→ TASK DATA
☆ ☆ ☆ ☆
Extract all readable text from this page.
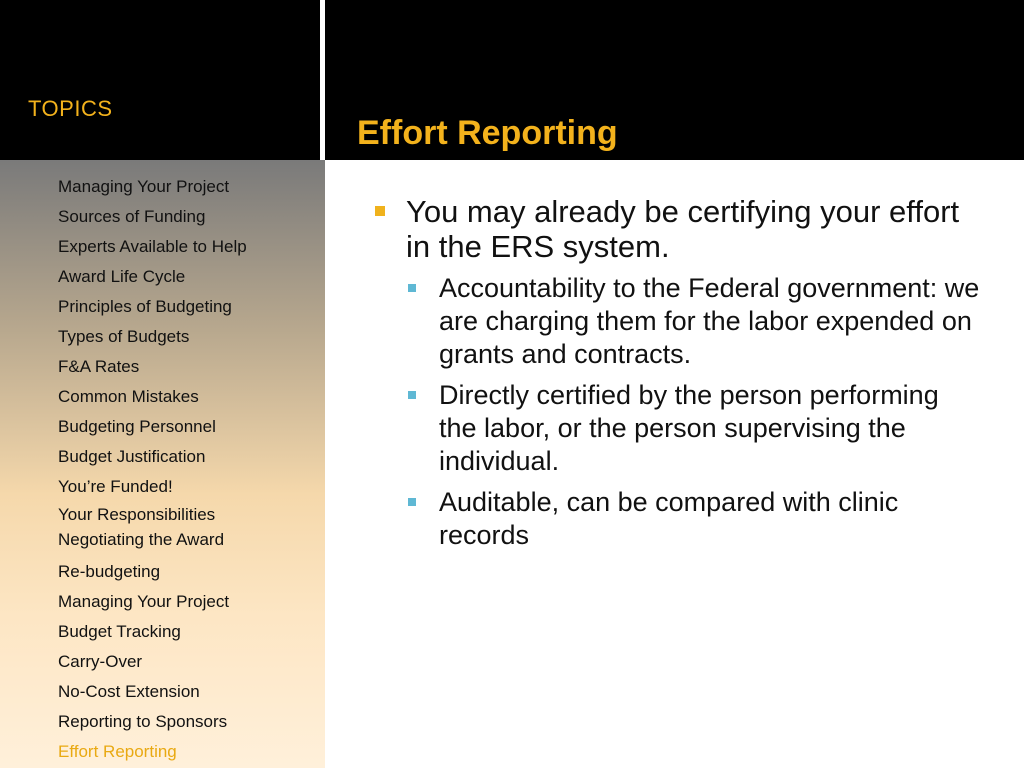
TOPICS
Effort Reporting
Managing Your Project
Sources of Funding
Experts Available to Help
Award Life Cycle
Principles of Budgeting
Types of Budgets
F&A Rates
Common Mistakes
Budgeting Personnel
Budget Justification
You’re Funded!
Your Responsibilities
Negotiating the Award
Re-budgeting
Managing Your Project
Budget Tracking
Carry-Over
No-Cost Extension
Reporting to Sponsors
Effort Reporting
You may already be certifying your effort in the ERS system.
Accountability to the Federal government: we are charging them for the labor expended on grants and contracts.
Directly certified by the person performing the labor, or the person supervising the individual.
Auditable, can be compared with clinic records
☆ ☆ ☆ ☆
→ SET EXERCISE
Transcribe the whole listing exactly. Pictures stay out of your copy.

→ CORRECT OUTPUT
Extract all readable text from this page.
TOPICS
Effort Reporting
Managing Your Project
Sources of Funding
Experts Available to Help
Award Life Cycle
Principles of Budgeting
Types of Budgets
F&A Rates
Common Mistakes
Budgeting Personnel
Budget Justification
You’re Funded!
Your Responsibilities
Negotiating the Award
Re-budgeting
Managing Your Project
Budget Tracking
Carry-Over
No-Cost Extension
Reporting to Sponsors
Effort Reporting
You may already be certifying your effort in the ERS system.
Accountability to the Federal government: we are charging them for the labor expended on grants and contracts.
Directly certified by the person performing the labor, or the person supervising the individual.
Auditable, can be compared with clinic records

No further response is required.